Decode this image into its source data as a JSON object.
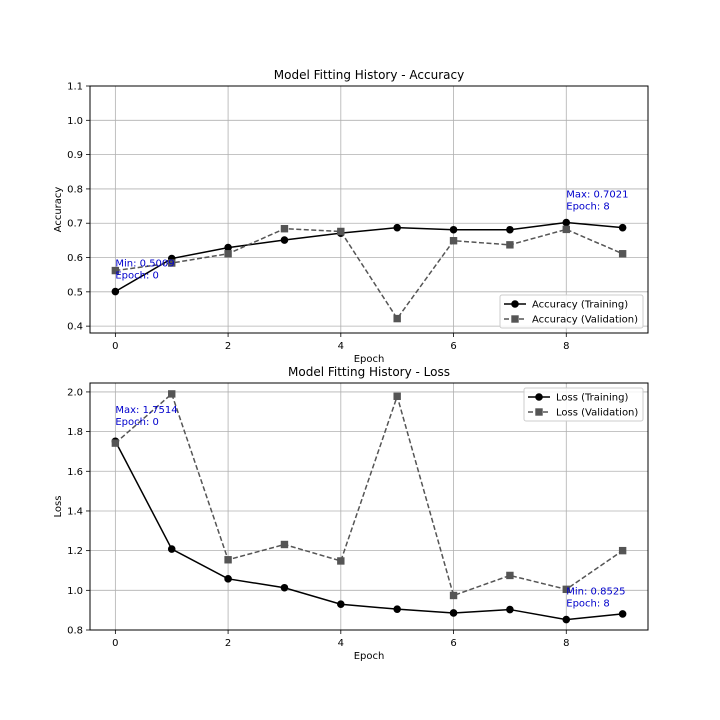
{
  "chart_data": [
    {
      "type": "line",
      "title": "Model Fitting History - Accuracy",
      "xlabel": "Epoch",
      "ylabel": "Accuracy",
      "xlim": [
        -0.45,
        9.45
      ],
      "ylim": [
        0.38,
        1.1
      ],
      "xticks": [
        0,
        2,
        4,
        6,
        8
      ],
      "xtick_labels": [
        "0",
        "2",
        "4",
        "6",
        "8"
      ],
      "yticks": [
        0.4,
        0.5,
        0.6,
        0.7,
        0.8,
        0.9,
        1.0,
        1.1
      ],
      "ytick_labels": [
        "0.4",
        "0.5",
        "0.6",
        "0.7",
        "0.8",
        "0.9",
        "1.0",
        "1.1"
      ],
      "grid": true,
      "legend_position": "lower-right",
      "x": [
        0,
        1,
        2,
        3,
        4,
        5,
        6,
        7,
        8,
        9
      ],
      "series": [
        {
          "name": "Accuracy (Training)",
          "marker": "circle",
          "linestyle": "solid",
          "color": "#000000",
          "values": [
            0.5009,
            0.597,
            0.629,
            0.651,
            0.671,
            0.687,
            0.681,
            0.681,
            0.7021,
            0.687
          ]
        },
        {
          "name": "Accuracy (Validation)",
          "marker": "square",
          "linestyle": "dashed",
          "color": "#555555",
          "values": [
            0.562,
            0.584,
            0.611,
            0.684,
            0.676,
            0.422,
            0.649,
            0.637,
            0.682,
            0.611
          ]
        }
      ],
      "annotations": [
        {
          "x": 0,
          "y": 0.5009,
          "line1": "Min: 0.5009",
          "line2": "Epoch: 0",
          "color": "#0000cc"
        },
        {
          "x": 8,
          "y": 0.7021,
          "line1": "Max: 0.7021",
          "line2": "Epoch: 8",
          "color": "#0000cc"
        }
      ]
    },
    {
      "type": "line",
      "title": "Model Fitting History - Loss",
      "xlabel": "Epoch",
      "ylabel": "Loss",
      "xlim": [
        -0.45,
        9.45
      ],
      "ylim": [
        0.8,
        2.045
      ],
      "xticks": [
        0,
        2,
        4,
        6,
        8
      ],
      "xtick_labels": [
        "0",
        "2",
        "4",
        "6",
        "8"
      ],
      "yticks": [
        0.8,
        1.0,
        1.2,
        1.4,
        1.6,
        1.8,
        2.0
      ],
      "ytick_labels": [
        "0.8",
        "1.0",
        "1.2",
        "1.4",
        "1.6",
        "1.8",
        "2.0"
      ],
      "grid": true,
      "legend_position": "upper-right",
      "x": [
        0,
        1,
        2,
        3,
        4,
        5,
        6,
        7,
        8,
        9
      ],
      "series": [
        {
          "name": "Loss (Training)",
          "marker": "circle",
          "linestyle": "solid",
          "color": "#000000",
          "values": [
            1.7514,
            1.208,
            1.058,
            1.013,
            0.93,
            0.905,
            0.886,
            0.903,
            0.8525,
            0.881
          ]
        },
        {
          "name": "Loss (Validation)",
          "marker": "square",
          "linestyle": "dashed",
          "color": "#555555",
          "values": [
            1.742,
            1.99,
            1.154,
            1.231,
            1.148,
            1.978,
            0.974,
            1.075,
            1.005,
            1.2
          ]
        }
      ],
      "annotations": [
        {
          "x": 0,
          "y": 1.7514,
          "line1": "Max: 1.7514",
          "line2": "Epoch: 0",
          "color": "#0000cc"
        },
        {
          "x": 8,
          "y": 0.8525,
          "line1": "Min: 0.8525",
          "line2": "Epoch: 8",
          "color": "#0000cc"
        }
      ]
    }
  ]
}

### Task goal
Copy every line of the material in which the word "Accuracy" occurs.

### Written response
      "title": "Model Fitting History - Accuracy",
      "ylabel": "Accuracy",
          "name": "Accuracy (Training)",
          "name": "Accuracy (Validation)",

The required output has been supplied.